### Exercise description
Leave the pictures out and transcribe every record exactly.

### Material to process
(begin)
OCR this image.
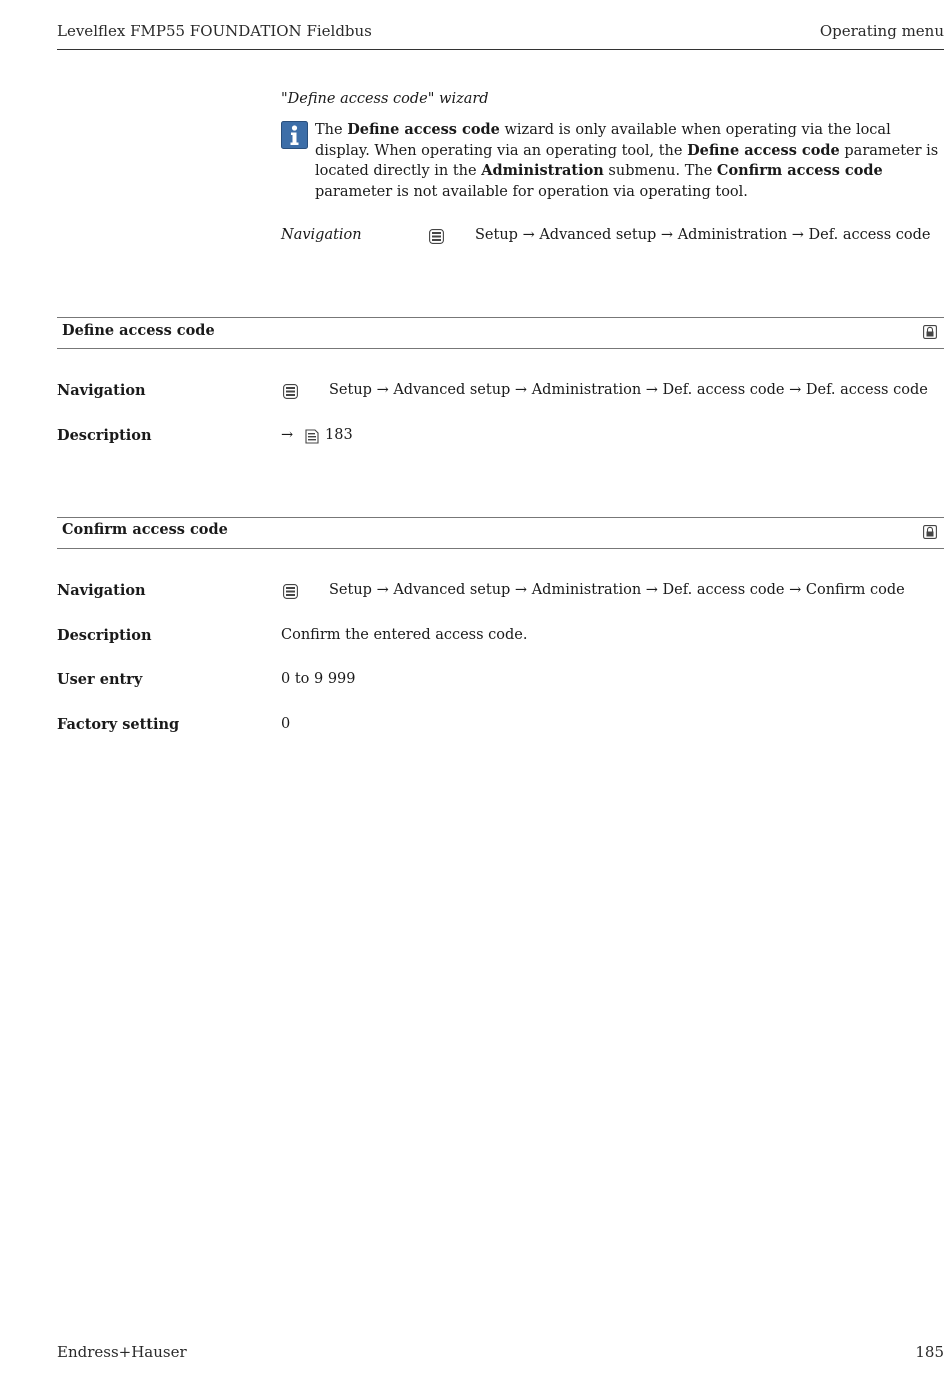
Levelflex FMP55 FOUNDATION Fieldbus	Operating menu
"Define access code" wizard
The Define access code wizard is only available when operating via the local display. When operating via an operating tool, the Define access code parameter is located directly in the Administration submenu. The Confirm access code parameter is not available for operation via operating tool.
Navigation	Setup → Advanced setup → Administration → Def. access code
Define access code
Navigation	Setup → Advanced setup → Administration → Def. access code → Def. access code
Description	→ 183
Confirm access code
Navigation	Setup → Advanced setup → Administration → Def. access code → Confirm code
Description	Confirm the entered access code.
User entry	0 to 9 999
Factory setting	0
Endress+Hauser	185
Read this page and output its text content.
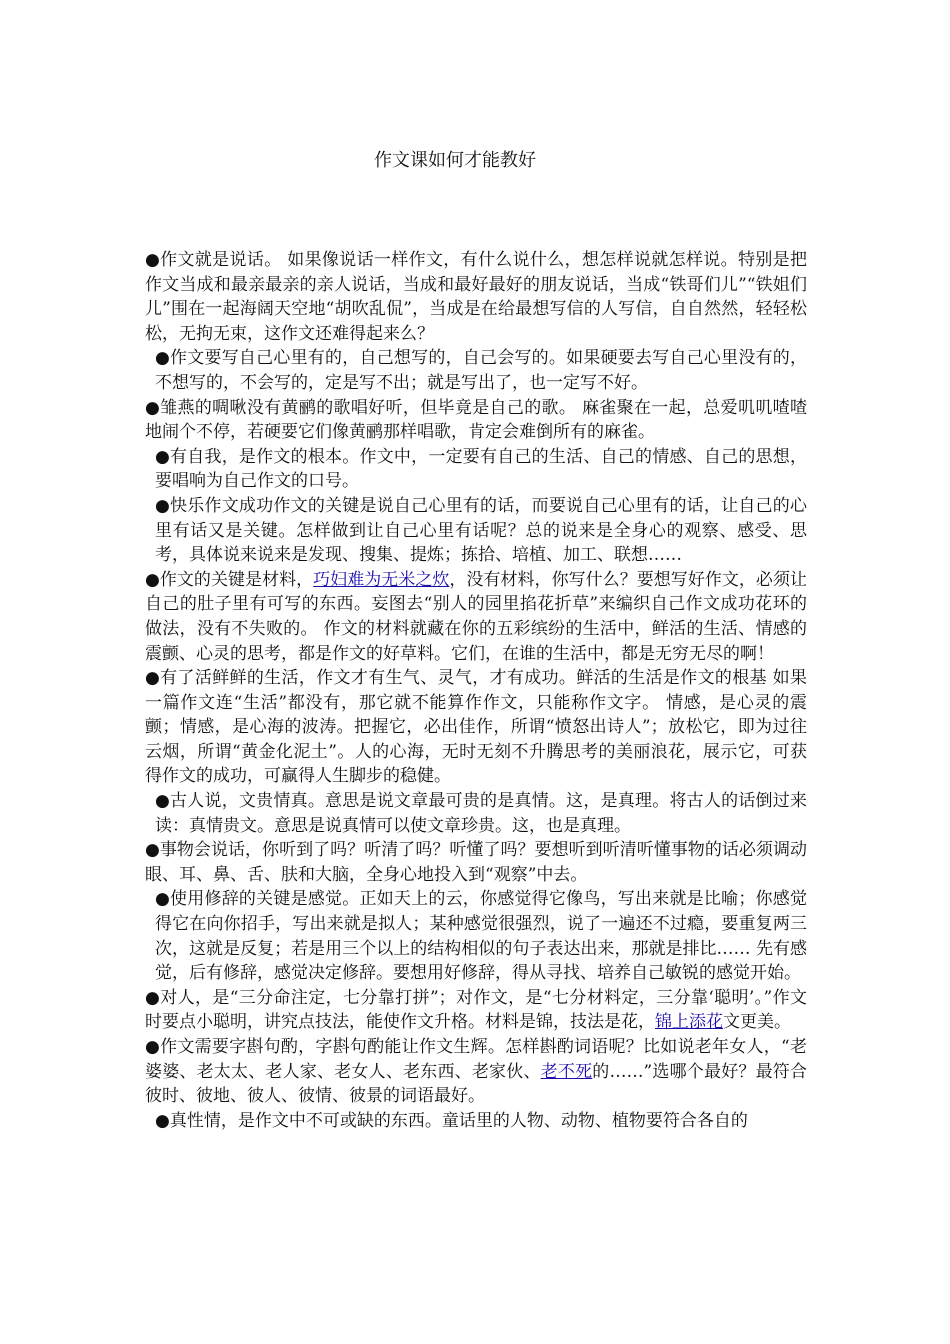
作文课如何才能教好

●作文就是说话。 如果像说话一样作文，有什么说什么，想怎样说就怎样说。特别是把作文当成和最亲最亲的亲人说话，当成和最好最好的朋友说话，当成“铁哥们儿”“铁姐们儿”围在一起海阔天空地“胡吹乱侃”，当成是在给最想写信的人写信，自自然然，轻轻松松，无拘无束，这作文还难得起来么？

●作文要写自己心里有的，自己想写的，自己会写的。如果硬要去写自己心里没有的，不想写的，不会写的，定是写不出；就是写出了，也一定写不好。

●雏燕的啁啾没有黄鹂的歌唱好听，但毕竟是自己的歌。 麻雀聚在一起，总爱叽叽喳喳地闹个不停，若硬要它们像黄鹂那样唱歌，肯定会难倒所有的麻雀。

●有自我，是作文的根本。作文中，一定要有自己的生活、自己的情感、自己的思想，要唱响为自己作文的口号。

●快乐作文成功作文的关键是说自己心里有的话，而要说自己心里有的话，让自己的心里有话又是关键。怎样做到让自己心里有话呢？总的说来是全身心的观察、感受、思考，具体说来说来是发现、搜集、提炼；拣拾、培植、加工、联想……

●作文的关键是材料，巧妇难为无米之炊，没有材料，你写什么？要想写好作文，必须让自己的肚子里有可写的东西。妄图去“别人的园里掐花折草”来编织自己作文成功花环的做法，没有不失败的。 作文的材料就藏在你的五彩缤纷的生活中，鲜活的生活、情感的震颤、心灵的思考，都是作文的好草料。它们，在谁的生活中，都是无穷无尽的啊！

●有了活鲜鲜的生活，作文才有生气、灵气，才有成功。鲜活的生活是作文的根基 如果一篇作文连“生活”都没有，那它就不能算作作文，只能称作文字。 情感，是心灵的震颤；情感，是心海的波涛。把握它，必出佳作，所谓“愤怒出诗人”；放松它，即为过往云烟，所谓“黄金化泥土”。人的心海，无时无刻不升腾思考的美丽浪花，展示它，可获得作文的成功，可赢得人生脚步的稳健。

●古人说，文贵情真。意思是说文章最可贵的是真情。这，是真理。将古人的话倒过来读：真情贵文。意思是说真情可以使文章珍贵。这，也是真理。

●事物会说话，你听到了吗？听清了吗？听懂了吗？要想听到听清听懂事物的话必须调动眼、耳、鼻、舌、肤和大脑，全身心地投入到“观察”中去。

●使用修辞的关键是感觉。正如天上的云，你感觉得它像鸟，写出来就是比喻；你感觉得它在向你招手，写出来就是拟人；某种感觉很强烈，说了一遍还不过瘾，要重复两三次，这就是反复；若是用三个以上的结构相似的句子表达出来，那就是排比…… 先有感觉，后有修辞，感觉决定修辞。要想用好修辞，得从寻找、培养自己敏锐的感觉开始。

●对人，是“三分命注定，七分靠打拼”；对作文，是“七分材料定，三分靠‘聪明’。”作文时要点小聪明，讲究点技法，能使作文升格。材料是锦，技法是花，锦上添花文更美。

●作文需要字斟句酌，字斟句酌能让作文生辉。怎样斟酌词语呢？比如说老年女人，“老婆婆、老太太、老人家、老女人、老东西、老家伙、老不死的……”选哪个最好？最符合彼时、彼地、彼人、彼情、彼景的词语最好。

●真性情，是作文中不可或缺的东西。童话里的人物、动物、植物要符合各自的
(end)
### Solution for this exercise
OCR this image.
Levelflex FMP55 FOUNDATION Fieldbus	Operating menu
"Define access code" wizard
The Define access code wizard is only available when operating via the local display. When operating via an operating tool, the Define access code parameter is located directly in the Administration submenu. The Confirm access code parameter is not available for operation via operating tool.
Navigation	Setup → Advanced setup → Administration → Def. access code
Define access code
Navigation	Setup → Advanced setup → Administration → Def. access code → Def. access code
Description	→ 183
Confirm access code
Navigation	Setup → Advanced setup → Administration → Def. access code → Confirm code
Description	Confirm the entered access code.
User entry	0 to 9 999
Factory setting	0
Endress+Hauser	185
Read this page and output its text content.
作文课如何才能教好

●作文就是说话。 如果像说话一样作文，有什么说什么，想怎样说就怎样说。特别是把作文当成和最亲最亲的亲人说话，当成和最好最好的朋友说话，当成“铁哥们儿”“铁姐们儿”围在一起海阔天空地“胡吹乱侃”，当成是在给最想写信的人写信，自自然然，轻轻松松，无拘无束，这作文还难得起来么？

●作文要写自己心里有的，自己想写的，自己会写的。如果硬要去写自己心里没有的，不想写的，不会写的，定是写不出；就是写出了，也一定写不好。

●雏燕的啁啾没有黄鹂的歌唱好听，但毕竟是自己的歌。 麻雀聚在一起，总爱叽叽喳喳地闹个不停，若硬要它们像黄鹂那样唱歌，肯定会难倒所有的麻雀。

●有自我，是作文的根本。作文中，一定要有自己的生活、自己的情感、自己的思想，要唱响为自己作文的口号。

●快乐作文成功作文的关键是说自己心里有的话，而要说自己心里有的话，让自己的心里有话又是关键。怎样做到让自己心里有话呢？总的说来是全身心的观察、感受、思考，具体说来说来是发现、搜集、提炼；拣拾、培植、加工、联想……

●作文的关键是材料，巧妇难为无米之炊，没有材料，你写什么？要想写好作文，必须让自己的肚子里有可写的东西。妄图去“别人的园里掐花折草”来编织自己作文成功花环的做法，没有不失败的。 作文的材料就藏在你的五彩缤纷的生活中，鲜活的生活、情感的震颤、心灵的思考，都是作文的好草料。它们，在谁的生活中，都是无穷无尽的啊！

●有了活鲜鲜的生活，作文才有生气、灵气，才有成功。鲜活的生活是作文的根基 如果一篇作文连“生活”都没有，那它就不能算作作文，只能称作文字。 情感，是心灵的震颤；情感，是心海的波涛。把握它，必出佳作，所谓“愤怒出诗人”；放松它，即为过往云烟，所谓“黄金化泥土”。人的心海，无时无刻不升腾思考的美丽浪花，展示它，可获得作文的成功，可赢得人生脚步的稳健。

●古人说，文贵情真。意思是说文章最可贵的是真情。这，是真理。将古人的话倒过来读：真情贵文。意思是说真情可以使文章珍贵。这，也是真理。

●事物会说话，你听到了吗？听清了吗？听懂了吗？要想听到听清听懂事物的话必须调动眼、耳、鼻、舌、肤和大脑，全身心地投入到“观察”中去。

●使用修辞的关键是感觉。正如天上的云，你感觉得它像鸟，写出来就是比喻；你感觉得它在向你招手，写出来就是拟人；某种感觉很强烈，说了一遍还不过瘾，要重复两三次，这就是反复；若是用三个以上的结构相似的句子表达出来，那就是排比…… 先有感觉，后有修辞，感觉决定修辞。要想用好修辞，得从寻找、培养自己敏锐的感觉开始。

●对人，是“三分命注定，七分靠打拼”；对作文，是“七分材料定，三分靠‘聪明’。”作文时要点小聪明，讲究点技法，能使作文升格。材料是锦，技法是花，锦上添花文更美。

●作文需要字斟句酌，字斟句酌能让作文生辉。怎样斟酌词语呢？比如说老年女人，“老婆婆、老太太、老人家、老女人、老东西、老家伙、老不死的……”选哪个最好？最符合彼时、彼地、彼人、彼情、彼景的词语最好。

●真性情，是作文中不可或缺的东西。童话里的人物、动物、植物要符合各自的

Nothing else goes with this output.